● INPUT ROWS
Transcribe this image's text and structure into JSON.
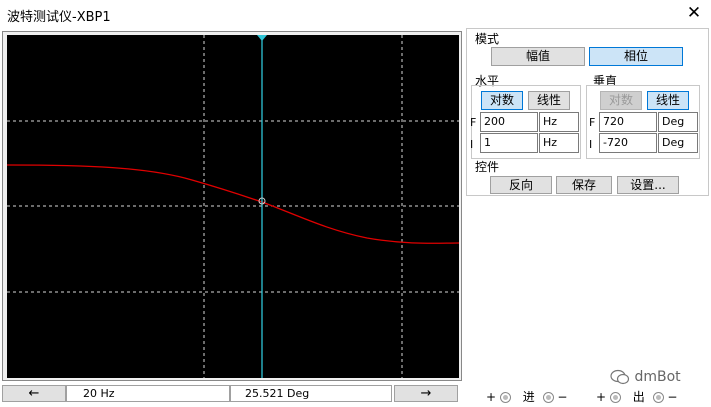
{
  "window": {
    "title": "波特测试仪-XBP1",
    "close_glyph": "✕"
  },
  "mode": {
    "label": "模式",
    "magnitude": "幅值",
    "phase": "相位",
    "selected": "相位"
  },
  "horizontal": {
    "label": "水平",
    "log": "对数",
    "linear": "线性",
    "selected": "对数",
    "f_label": "F",
    "f_value": "200",
    "f_unit": "Hz",
    "i_label": "I",
    "i_value": "1",
    "i_unit": "Hz"
  },
  "vertical": {
    "label": "垂直",
    "log": "对数",
    "linear": "线性",
    "selected": "线性",
    "f_label": "F",
    "f_value": "720",
    "f_unit": "Deg",
    "i_label": "I",
    "i_value": "-720",
    "i_unit": "Deg"
  },
  "controls": {
    "label": "控件",
    "reverse": "反向",
    "save": "保存",
    "settings": "设置..."
  },
  "readout": {
    "left_arrow": "←",
    "right_arrow": "→",
    "frequency": "20  Hz",
    "phase": "25.521 Deg"
  },
  "terminals": {
    "in_plus": "+",
    "in_label": "进",
    "in_minus": "−",
    "out_plus": "+",
    "out_label": "出",
    "out_minus": "−"
  },
  "watermark": "dmBot",
  "colors": {
    "trace": "#e00000",
    "cursor": "#2ec4d6",
    "grid": "#d8d8d8",
    "screen": "#000000"
  }
}
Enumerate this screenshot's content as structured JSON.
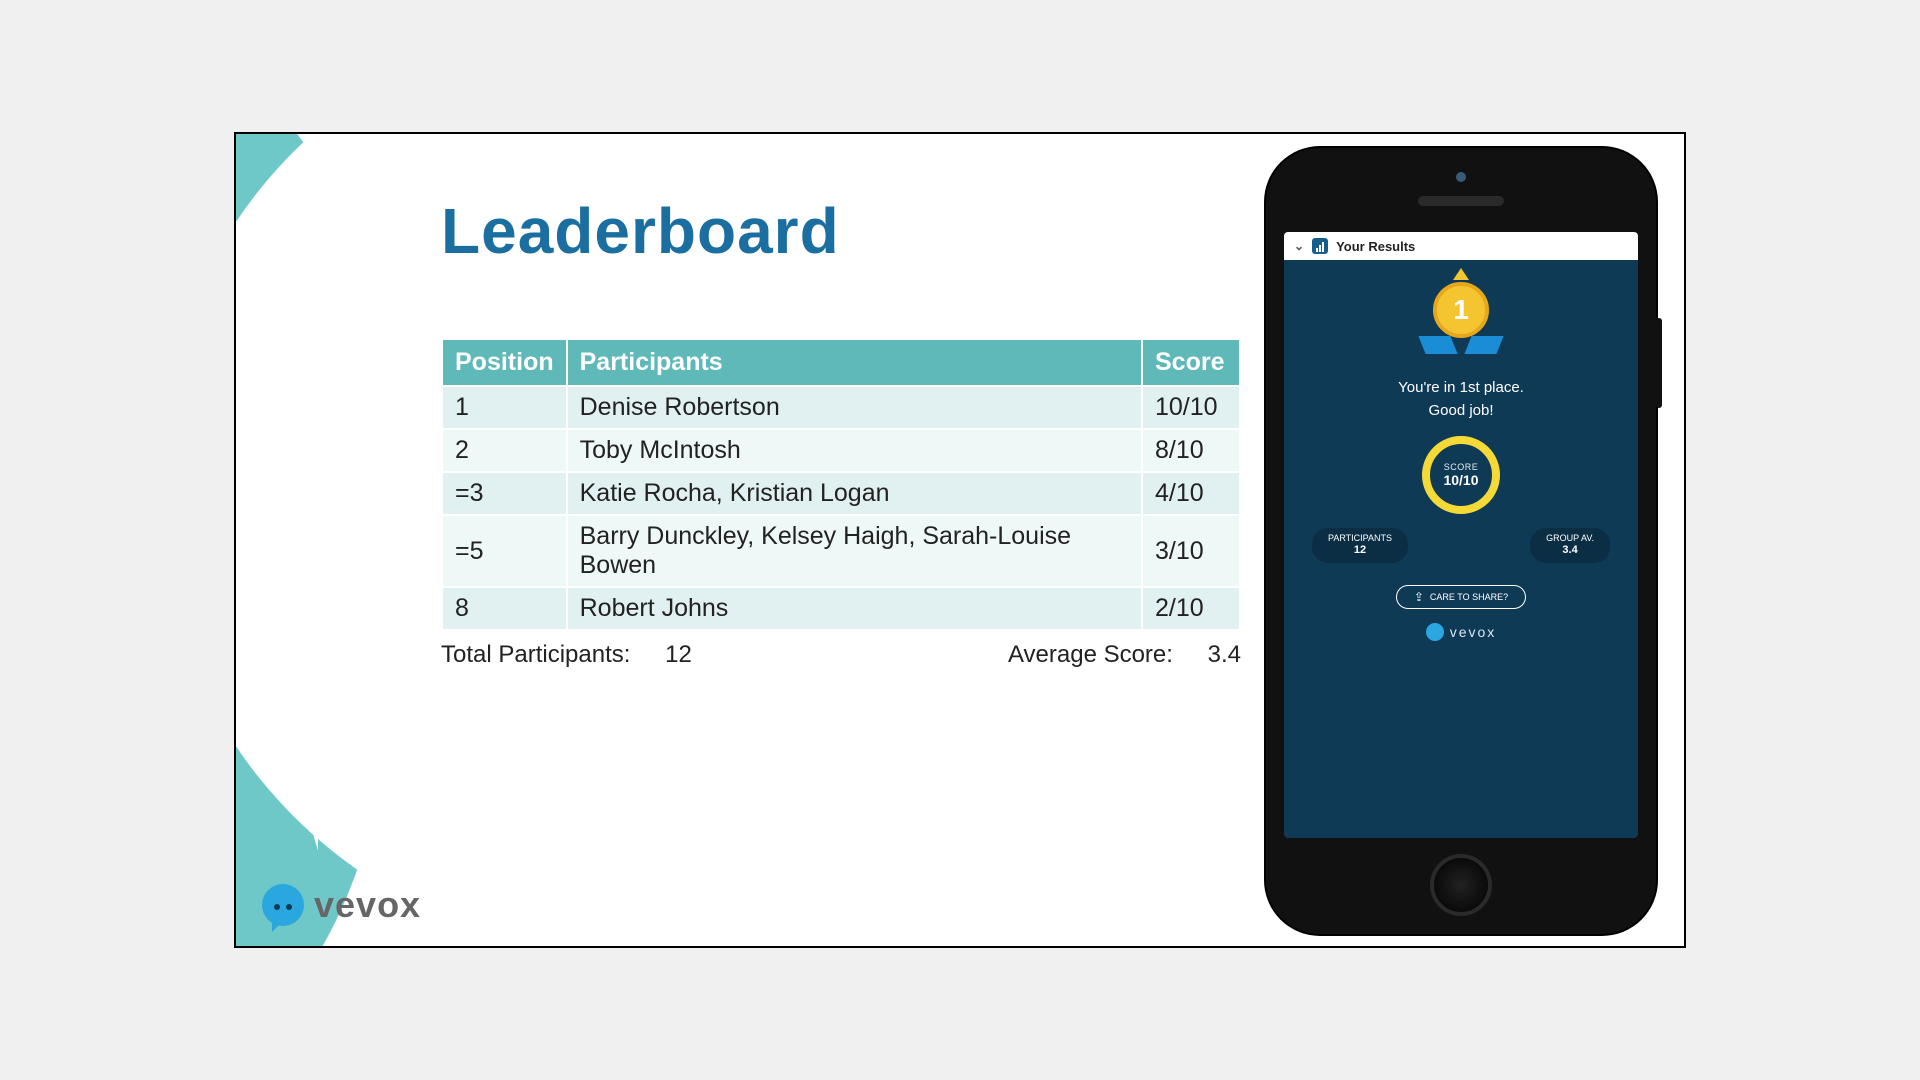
{
  "title": "Leaderboard",
  "columns": {
    "position": "Position",
    "participants": "Participants",
    "score": "Score"
  },
  "rows": [
    {
      "position": "1",
      "participants": "Denise Robertson",
      "score": "10/10"
    },
    {
      "position": "2",
      "participants": "Toby McIntosh",
      "score": "8/10"
    },
    {
      "position": "=3",
      "participants": "Katie Rocha, Kristian Logan",
      "score": "4/10"
    },
    {
      "position": "=5",
      "participants": "Barry Dunckley, Kelsey Haigh, Sarah-Louise Bowen",
      "score": "3/10"
    },
    {
      "position": "8",
      "participants": "Robert Johns",
      "score": "2/10"
    }
  ],
  "summary": {
    "total_label": "Total Participants:",
    "total_value": "12",
    "avg_label": "Average Score:",
    "avg_value": "3.4"
  },
  "phone": {
    "topbar_title": "Your Results",
    "medal_rank": "1",
    "place_line1": "You're in 1st place.",
    "place_line2": "Good job!",
    "score_label": "SCORE",
    "score_value": "10/10",
    "participants_label": "PARTICIPANTS",
    "participants_value": "12",
    "groupav_label": "GROUP AV.",
    "groupav_value": "3.4",
    "share_label": "CARE TO SHARE?",
    "brand": "vevox"
  },
  "footer_brand": "vevox"
}
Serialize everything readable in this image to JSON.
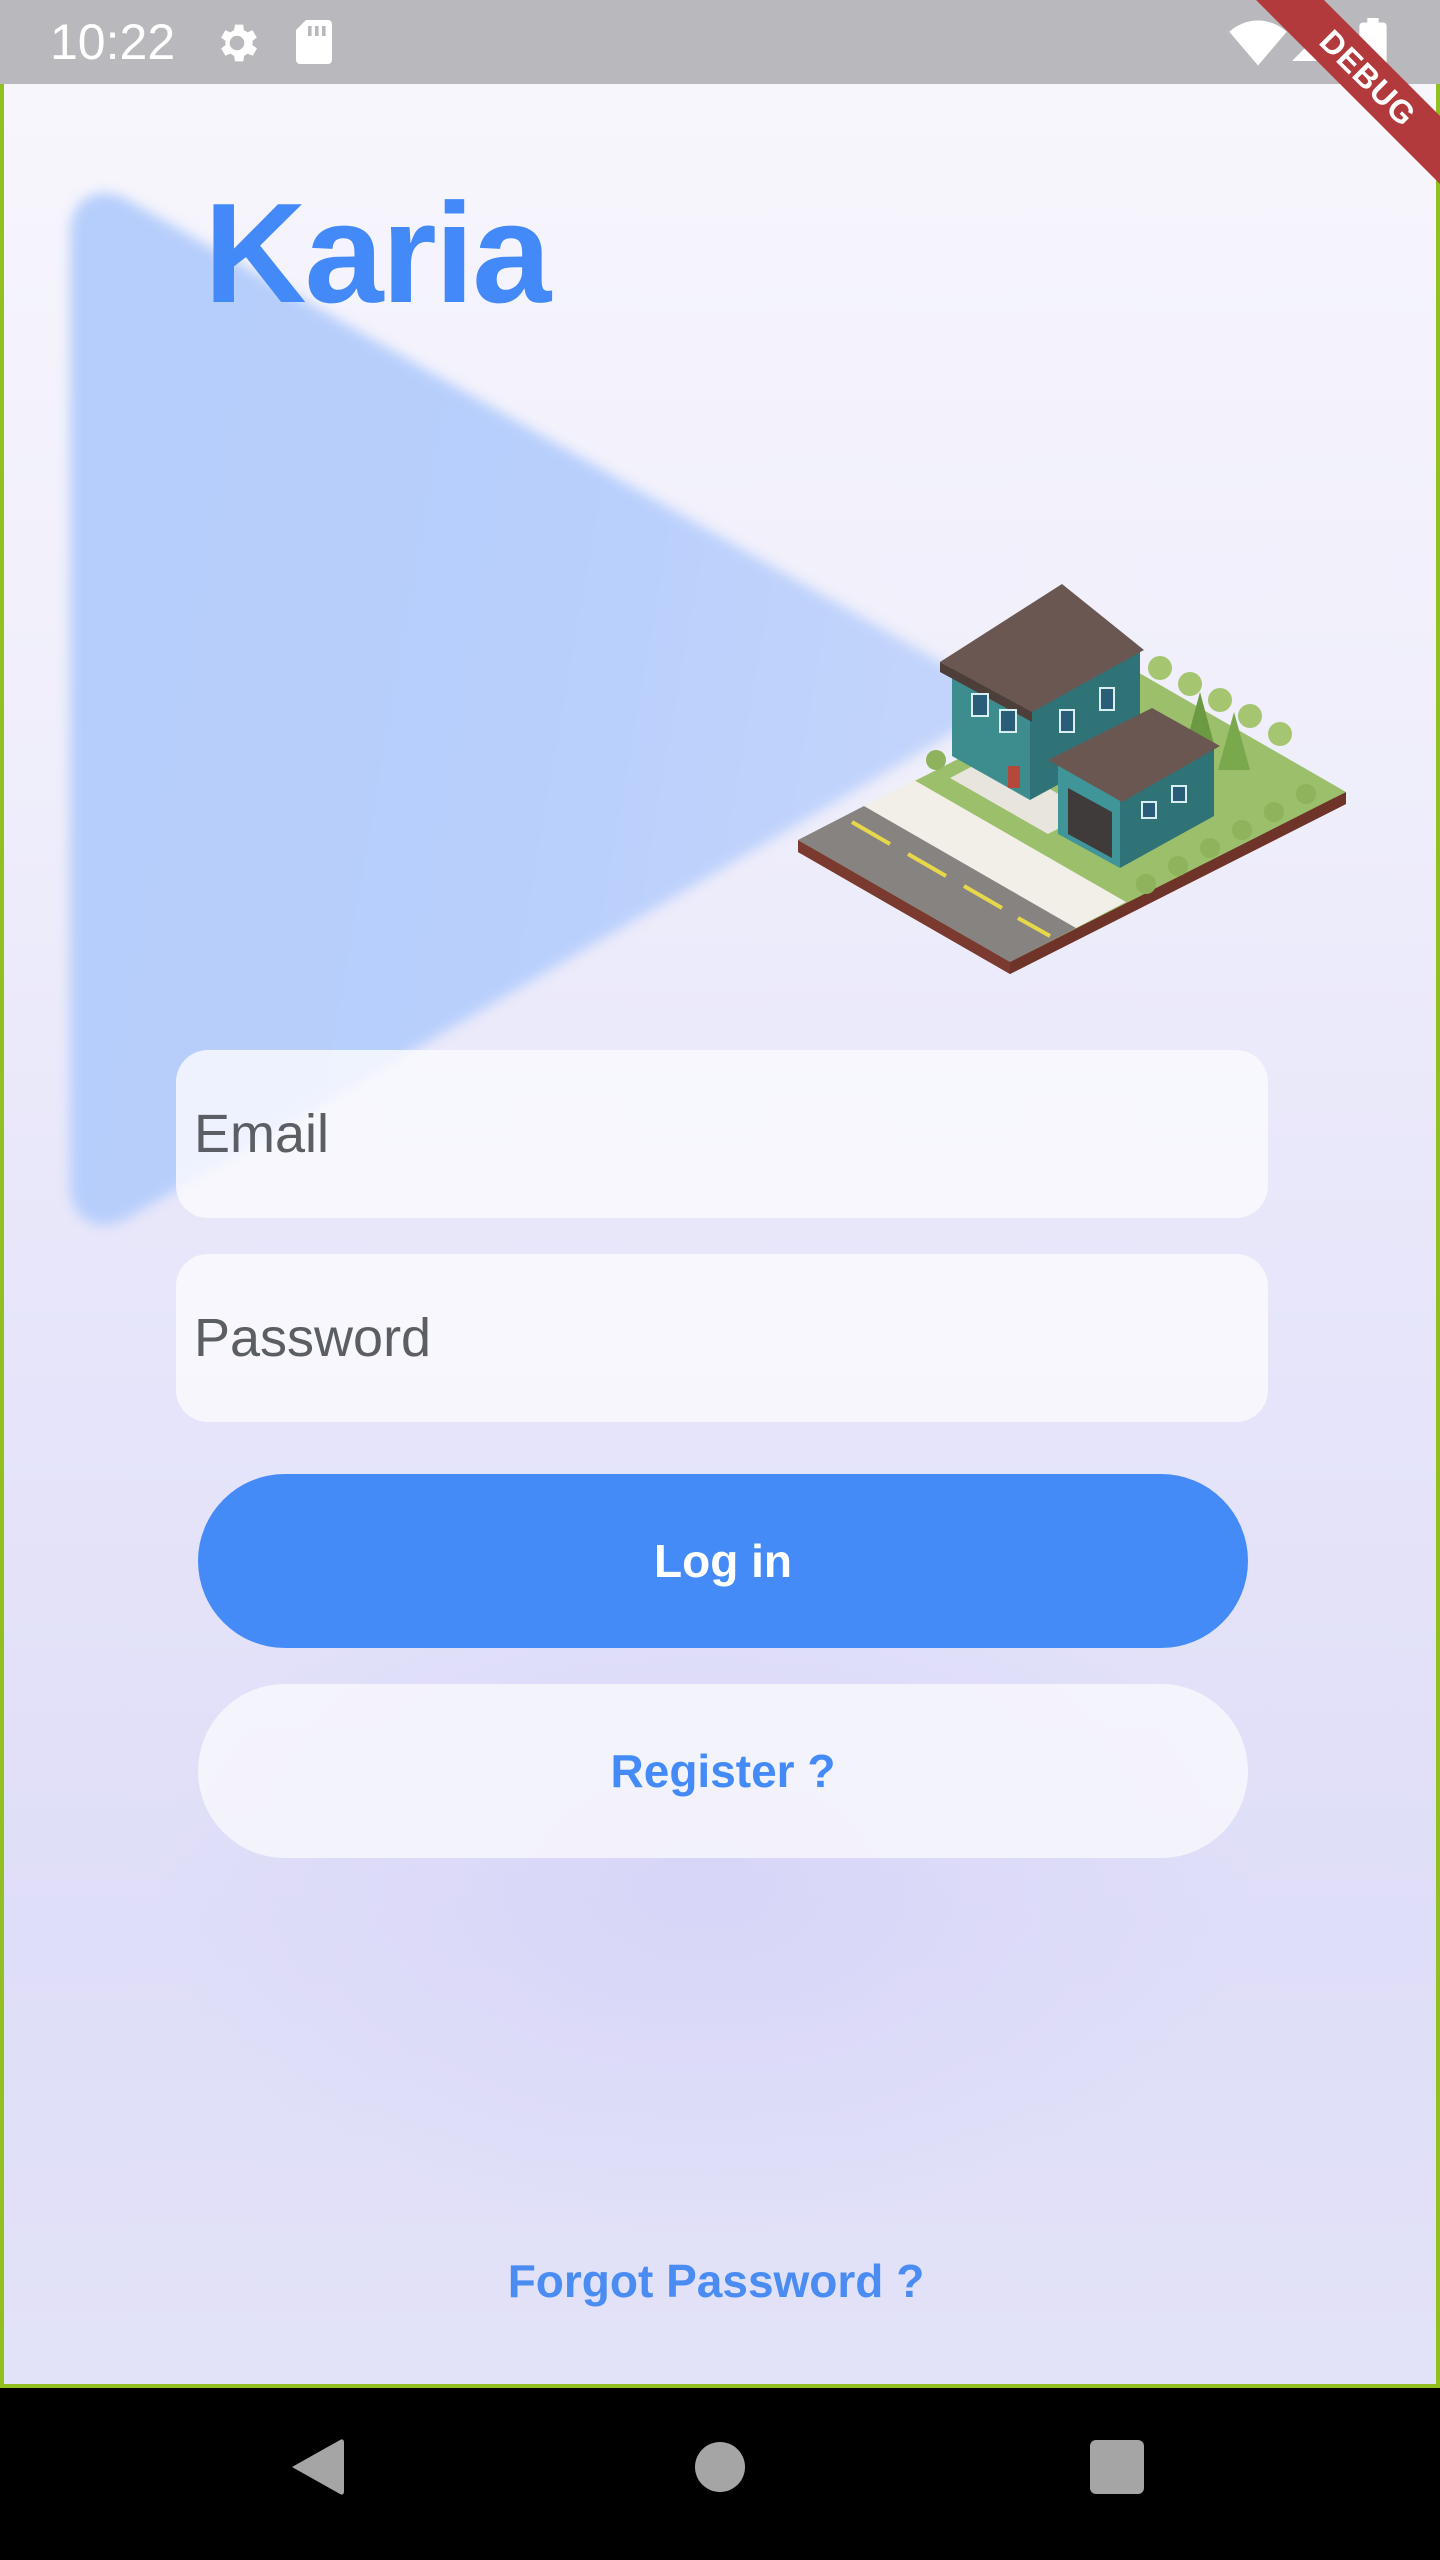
{
  "status_bar": {
    "time": "10:22",
    "icons": [
      "gear-icon",
      "sd-card-icon",
      "wifi-icon",
      "signal-icon",
      "battery-icon"
    ]
  },
  "debug_banner": {
    "label": "DEBUG",
    "color": "#b2393c"
  },
  "app": {
    "title": "Karia",
    "illustration": "house-illustration",
    "email_field": {
      "placeholder": "Email",
      "value": ""
    },
    "password_field": {
      "placeholder": "Password",
      "value": ""
    },
    "login_button": {
      "label": "Log in"
    },
    "register_button": {
      "label": "Register ?"
    },
    "forgot_password": {
      "label": "Forgot Password ?"
    }
  },
  "nav_bar": {
    "buttons": [
      "back-icon",
      "home-icon",
      "recents-icon"
    ]
  },
  "colors": {
    "accent": "#448bf8",
    "title": "#4489f8",
    "frame_border": "#93c021",
    "background_top": "#f7f6fc",
    "background_bottom": "#dfdef8"
  }
}
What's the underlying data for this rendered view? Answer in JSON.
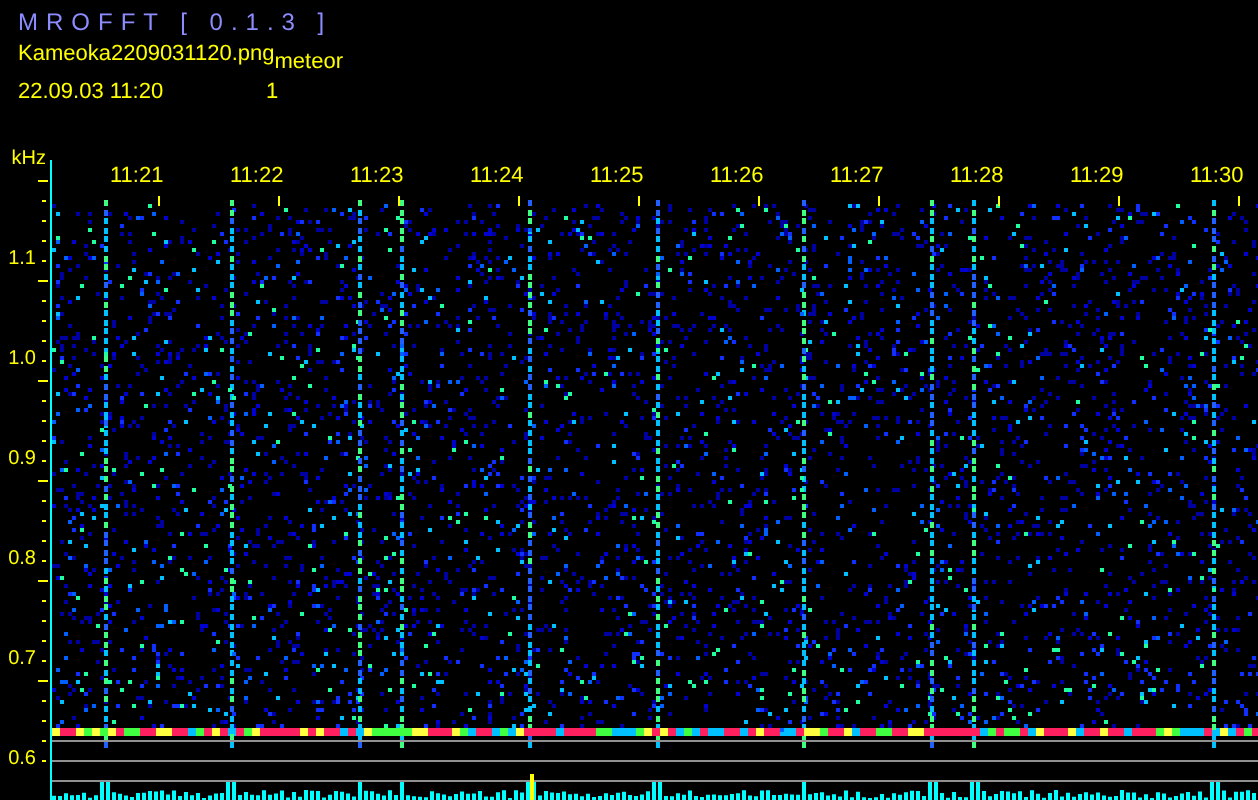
{
  "header": {
    "title": "MROFFT [ 0.1.3 ]",
    "filename": "Kameoka2209031120.png",
    "date_time": "22.09.03 11:20",
    "count_label": "meteor",
    "count": "1"
  },
  "frequency_axis": {
    "unit": "kHz",
    "labels": [
      "1.1",
      "1.0",
      "0.9",
      "0.8",
      "0.7",
      "0.6"
    ]
  },
  "time_axis": {
    "labels": [
      "11:21",
      "11:22",
      "11:23",
      "11:24",
      "11:25",
      "11:26",
      "11:27",
      "11:28",
      "11:29",
      "11:30"
    ]
  }
}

● SET EXERCISE
Starting at the line that contains "What's the underlying", retype each line through the final one in the listing, with both ends kept and the pictures omitted.

● THE ANSWER
What's the underlying data for this rendered view? Answer in JSON.
{
  "header": {
    "title": "MROFFT [ 0.1.3 ]",
    "filename": "Kameoka2209031120.png",
    "date_time": "22.09.03 11:20",
    "count_label": "meteor",
    "count": "1"
  },
  "frequency_axis": {
    "unit": "kHz",
    "labels": [
      "1.1",
      "1.0",
      "0.9",
      "0.8",
      "0.7",
      "0.6"
    ]
  },
  "time_axis": {
    "labels": [
      "11:21",
      "11:22",
      "11:23",
      "11:24",
      "11:25",
      "11:26",
      "11:27",
      "11:28",
      "11:29",
      "11:30"
    ]
  }
}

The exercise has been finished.